BEGIN Dataset extract

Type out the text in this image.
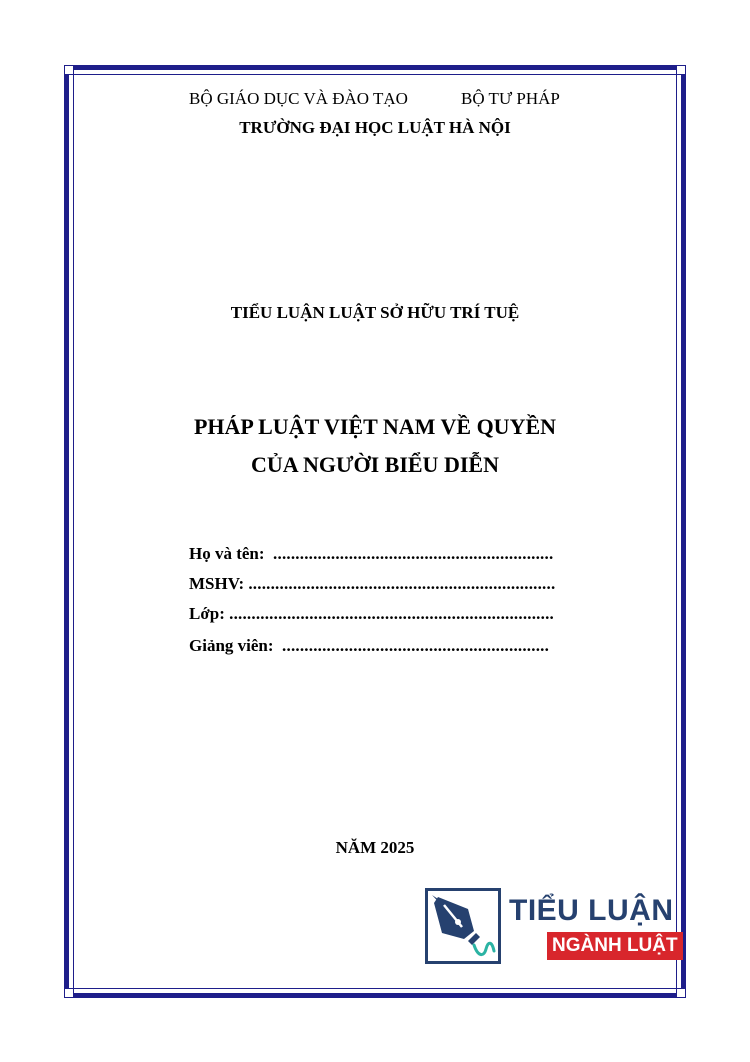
BỘ GIÁO DỤC VÀ ĐÀO TẠO	BỘ TƯ PHÁP
TRƯỜNG ĐẠI HỌC LUẬT HÀ NỘI
TIỂU LUẬN LUẬT SỞ HỮU TRÍ TUỆ
PHÁP LUẬT VIỆT NAM VỀ QUYỀN
CỦA NGƯỜI BIỂU DIỄN
Họ và tên: ...............................................................
MSHV: .....................................................................
Lớp: .........................................................................
Giảng viên: ............................................................
NĂM 2025
TIỂU LUẬN
NGÀNH LUẬT
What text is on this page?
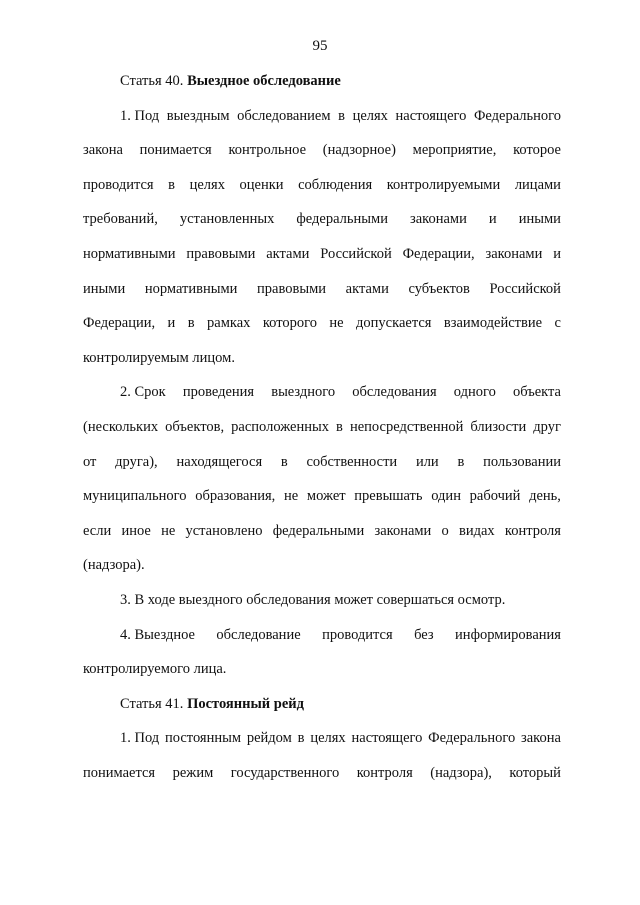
95
Статья 40. Выездное обследование
1. Под выездным обследованием в целях настоящего Федерального
закона понимается контрольное (надзорное) мероприятие, которое
проводится в целях оценки соблюдения контролируемыми лицами
требований, установленных федеральными законами и иными
нормативными правовыми актами Российской Федерации, законами и
иными нормативными правовыми актами субъектов Российской
Федерации, и в рамках которого не допускается взаимодействие с
контролируемым лицом.
2. Срок проведения выездного обследования одного объекта
(нескольких объектов, расположенных в непосредственной близости друг
от друга), находящегося в собственности или в пользовании
муниципального образования, не может превышать один рабочий день,
если иное не установлено федеральными законами о видах контроля
(надзора).
3. В ходе выездного обследования может совершаться осмотр.
4. Выездное обследование проводится без информирования
контролируемого лица.
Статья 41. Постоянный рейд
1. Под постоянным рейдом в целях настоящего Федерального закона
понимается режим государственного контроля (надзора), который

END Dataset extract

Challenge → Scan the data for the word "целях" and copy every line where it shows up.

Answer to the problem →
1. Под выездным обследованием в целях настоящего Федерального
проводится в целях оценки соблюдения контролируемыми лицами
1. Под постоянным рейдом в целях настоящего Федерального закона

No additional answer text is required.